_AIM OF THE EXERCISE:_ Gather up every line that includes the string "Change".

_LISTING:_
******************************

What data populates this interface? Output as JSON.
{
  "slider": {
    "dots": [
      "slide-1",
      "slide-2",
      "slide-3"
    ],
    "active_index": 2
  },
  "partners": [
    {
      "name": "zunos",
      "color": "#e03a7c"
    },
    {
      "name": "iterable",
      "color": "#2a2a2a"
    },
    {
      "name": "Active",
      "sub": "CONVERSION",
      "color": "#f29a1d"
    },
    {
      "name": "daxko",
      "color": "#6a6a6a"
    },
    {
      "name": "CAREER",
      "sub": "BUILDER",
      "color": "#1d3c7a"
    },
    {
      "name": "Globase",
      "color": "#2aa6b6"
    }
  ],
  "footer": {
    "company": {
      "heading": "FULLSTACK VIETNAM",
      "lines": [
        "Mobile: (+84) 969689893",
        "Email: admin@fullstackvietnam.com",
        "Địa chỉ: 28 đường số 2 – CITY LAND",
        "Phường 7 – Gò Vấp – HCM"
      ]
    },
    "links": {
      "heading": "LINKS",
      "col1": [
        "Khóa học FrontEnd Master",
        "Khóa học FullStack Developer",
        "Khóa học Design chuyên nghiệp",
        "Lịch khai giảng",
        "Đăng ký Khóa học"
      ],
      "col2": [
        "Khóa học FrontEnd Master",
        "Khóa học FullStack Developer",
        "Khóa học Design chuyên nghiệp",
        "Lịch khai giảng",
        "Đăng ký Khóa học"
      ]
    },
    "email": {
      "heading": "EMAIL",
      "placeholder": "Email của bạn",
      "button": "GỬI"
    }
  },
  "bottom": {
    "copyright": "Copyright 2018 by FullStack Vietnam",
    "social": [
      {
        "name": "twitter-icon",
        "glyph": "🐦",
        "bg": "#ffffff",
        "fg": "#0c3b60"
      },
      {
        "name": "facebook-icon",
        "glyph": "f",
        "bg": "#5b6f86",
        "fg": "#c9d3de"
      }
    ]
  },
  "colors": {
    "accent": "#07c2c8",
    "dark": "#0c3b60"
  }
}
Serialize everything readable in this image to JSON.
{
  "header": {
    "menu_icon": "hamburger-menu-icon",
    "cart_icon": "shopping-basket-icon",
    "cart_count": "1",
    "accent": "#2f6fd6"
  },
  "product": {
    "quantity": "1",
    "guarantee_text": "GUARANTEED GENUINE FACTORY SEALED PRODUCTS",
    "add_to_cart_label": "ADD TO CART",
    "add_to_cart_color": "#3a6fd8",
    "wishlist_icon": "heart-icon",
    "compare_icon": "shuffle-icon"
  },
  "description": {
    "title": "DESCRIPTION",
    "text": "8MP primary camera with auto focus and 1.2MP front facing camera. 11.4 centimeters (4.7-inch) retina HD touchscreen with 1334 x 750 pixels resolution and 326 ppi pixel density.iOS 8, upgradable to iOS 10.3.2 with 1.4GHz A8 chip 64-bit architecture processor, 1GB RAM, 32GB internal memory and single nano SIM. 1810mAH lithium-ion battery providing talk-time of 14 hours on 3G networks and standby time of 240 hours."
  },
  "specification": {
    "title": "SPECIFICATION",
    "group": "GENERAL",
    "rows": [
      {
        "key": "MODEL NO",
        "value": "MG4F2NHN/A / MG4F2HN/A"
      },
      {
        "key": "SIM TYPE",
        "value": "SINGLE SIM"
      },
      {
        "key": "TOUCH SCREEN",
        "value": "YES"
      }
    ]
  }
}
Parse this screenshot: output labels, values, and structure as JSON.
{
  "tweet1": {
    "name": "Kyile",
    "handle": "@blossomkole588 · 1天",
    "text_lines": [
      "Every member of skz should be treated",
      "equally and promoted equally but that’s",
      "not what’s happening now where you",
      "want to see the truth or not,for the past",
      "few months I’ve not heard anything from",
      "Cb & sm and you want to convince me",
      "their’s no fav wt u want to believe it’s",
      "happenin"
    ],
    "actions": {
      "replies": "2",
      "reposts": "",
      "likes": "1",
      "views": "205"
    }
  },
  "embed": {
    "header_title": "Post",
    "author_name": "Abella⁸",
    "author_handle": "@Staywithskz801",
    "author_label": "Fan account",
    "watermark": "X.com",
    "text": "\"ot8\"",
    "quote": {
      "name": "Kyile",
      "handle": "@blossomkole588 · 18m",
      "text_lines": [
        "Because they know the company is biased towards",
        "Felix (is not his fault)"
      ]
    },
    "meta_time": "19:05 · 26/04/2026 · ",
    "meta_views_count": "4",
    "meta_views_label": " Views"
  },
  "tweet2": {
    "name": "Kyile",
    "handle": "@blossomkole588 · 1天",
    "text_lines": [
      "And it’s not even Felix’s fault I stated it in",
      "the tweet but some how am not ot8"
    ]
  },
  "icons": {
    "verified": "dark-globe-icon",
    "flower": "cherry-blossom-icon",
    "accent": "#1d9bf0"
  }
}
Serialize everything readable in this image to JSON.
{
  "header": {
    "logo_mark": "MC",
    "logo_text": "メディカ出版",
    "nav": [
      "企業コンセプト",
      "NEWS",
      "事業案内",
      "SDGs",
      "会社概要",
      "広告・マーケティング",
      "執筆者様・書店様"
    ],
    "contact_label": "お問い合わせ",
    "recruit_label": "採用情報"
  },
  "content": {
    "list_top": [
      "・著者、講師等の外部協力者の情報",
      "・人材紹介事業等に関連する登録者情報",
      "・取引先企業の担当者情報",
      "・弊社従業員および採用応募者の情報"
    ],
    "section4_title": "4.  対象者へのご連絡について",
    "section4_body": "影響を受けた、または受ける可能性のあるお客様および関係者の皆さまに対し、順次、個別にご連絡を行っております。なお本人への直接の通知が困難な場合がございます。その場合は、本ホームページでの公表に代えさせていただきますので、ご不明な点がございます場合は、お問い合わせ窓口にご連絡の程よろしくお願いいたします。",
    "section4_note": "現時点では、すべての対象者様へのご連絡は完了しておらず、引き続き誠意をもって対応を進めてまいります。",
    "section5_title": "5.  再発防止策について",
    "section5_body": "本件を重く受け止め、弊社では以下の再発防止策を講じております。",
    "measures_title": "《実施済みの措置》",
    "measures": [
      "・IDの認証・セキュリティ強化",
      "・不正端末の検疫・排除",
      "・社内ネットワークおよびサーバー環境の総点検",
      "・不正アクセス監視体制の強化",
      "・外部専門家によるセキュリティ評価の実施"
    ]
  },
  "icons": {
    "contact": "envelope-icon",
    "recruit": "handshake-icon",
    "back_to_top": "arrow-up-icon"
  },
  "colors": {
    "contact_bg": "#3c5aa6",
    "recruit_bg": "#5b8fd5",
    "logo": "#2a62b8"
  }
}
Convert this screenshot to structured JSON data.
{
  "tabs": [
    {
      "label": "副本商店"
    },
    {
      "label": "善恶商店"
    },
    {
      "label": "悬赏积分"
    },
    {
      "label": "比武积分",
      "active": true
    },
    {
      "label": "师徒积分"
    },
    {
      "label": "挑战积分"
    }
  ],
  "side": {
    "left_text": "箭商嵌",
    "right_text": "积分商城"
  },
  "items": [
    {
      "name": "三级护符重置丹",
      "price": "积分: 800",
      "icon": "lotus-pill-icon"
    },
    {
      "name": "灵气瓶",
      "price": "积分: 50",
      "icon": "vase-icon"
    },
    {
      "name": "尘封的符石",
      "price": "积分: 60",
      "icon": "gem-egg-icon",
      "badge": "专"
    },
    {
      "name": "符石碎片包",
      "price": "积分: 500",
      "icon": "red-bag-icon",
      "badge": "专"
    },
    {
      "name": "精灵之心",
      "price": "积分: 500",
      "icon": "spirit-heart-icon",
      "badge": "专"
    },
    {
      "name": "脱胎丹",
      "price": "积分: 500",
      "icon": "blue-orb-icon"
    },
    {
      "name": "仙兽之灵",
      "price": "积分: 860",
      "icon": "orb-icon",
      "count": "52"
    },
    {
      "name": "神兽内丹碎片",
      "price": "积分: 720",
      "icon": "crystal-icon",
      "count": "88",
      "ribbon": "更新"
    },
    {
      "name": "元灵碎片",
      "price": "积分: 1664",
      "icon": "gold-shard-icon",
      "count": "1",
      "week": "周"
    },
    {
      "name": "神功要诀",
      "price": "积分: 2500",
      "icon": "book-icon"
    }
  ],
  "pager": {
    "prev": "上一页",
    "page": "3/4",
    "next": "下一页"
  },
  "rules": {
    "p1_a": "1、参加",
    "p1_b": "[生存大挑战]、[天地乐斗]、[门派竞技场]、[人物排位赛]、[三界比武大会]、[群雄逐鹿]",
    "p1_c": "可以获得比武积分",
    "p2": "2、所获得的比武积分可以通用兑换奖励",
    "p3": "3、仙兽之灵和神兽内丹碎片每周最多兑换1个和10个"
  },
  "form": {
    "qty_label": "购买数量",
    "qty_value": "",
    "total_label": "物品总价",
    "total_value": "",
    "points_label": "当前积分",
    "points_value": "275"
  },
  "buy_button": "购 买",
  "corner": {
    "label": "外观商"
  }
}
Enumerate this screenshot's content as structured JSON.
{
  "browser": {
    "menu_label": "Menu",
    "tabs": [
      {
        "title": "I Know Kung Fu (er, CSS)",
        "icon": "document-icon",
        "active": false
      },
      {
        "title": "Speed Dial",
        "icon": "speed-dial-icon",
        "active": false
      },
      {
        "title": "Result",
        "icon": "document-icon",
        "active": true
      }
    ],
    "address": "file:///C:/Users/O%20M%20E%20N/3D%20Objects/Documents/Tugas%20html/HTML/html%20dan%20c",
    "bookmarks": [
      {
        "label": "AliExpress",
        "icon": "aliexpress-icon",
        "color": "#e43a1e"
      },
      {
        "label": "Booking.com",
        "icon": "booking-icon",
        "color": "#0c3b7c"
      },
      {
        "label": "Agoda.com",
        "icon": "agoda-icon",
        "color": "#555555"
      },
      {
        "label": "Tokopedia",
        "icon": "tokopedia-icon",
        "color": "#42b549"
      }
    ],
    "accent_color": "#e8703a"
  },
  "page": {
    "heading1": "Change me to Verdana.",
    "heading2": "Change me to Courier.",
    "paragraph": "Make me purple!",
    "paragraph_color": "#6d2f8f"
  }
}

******************************

_ANSWER TO THE TASK:_
    "heading1": "Change me to Verdana.",
    "heading2": "Change me to Courier.",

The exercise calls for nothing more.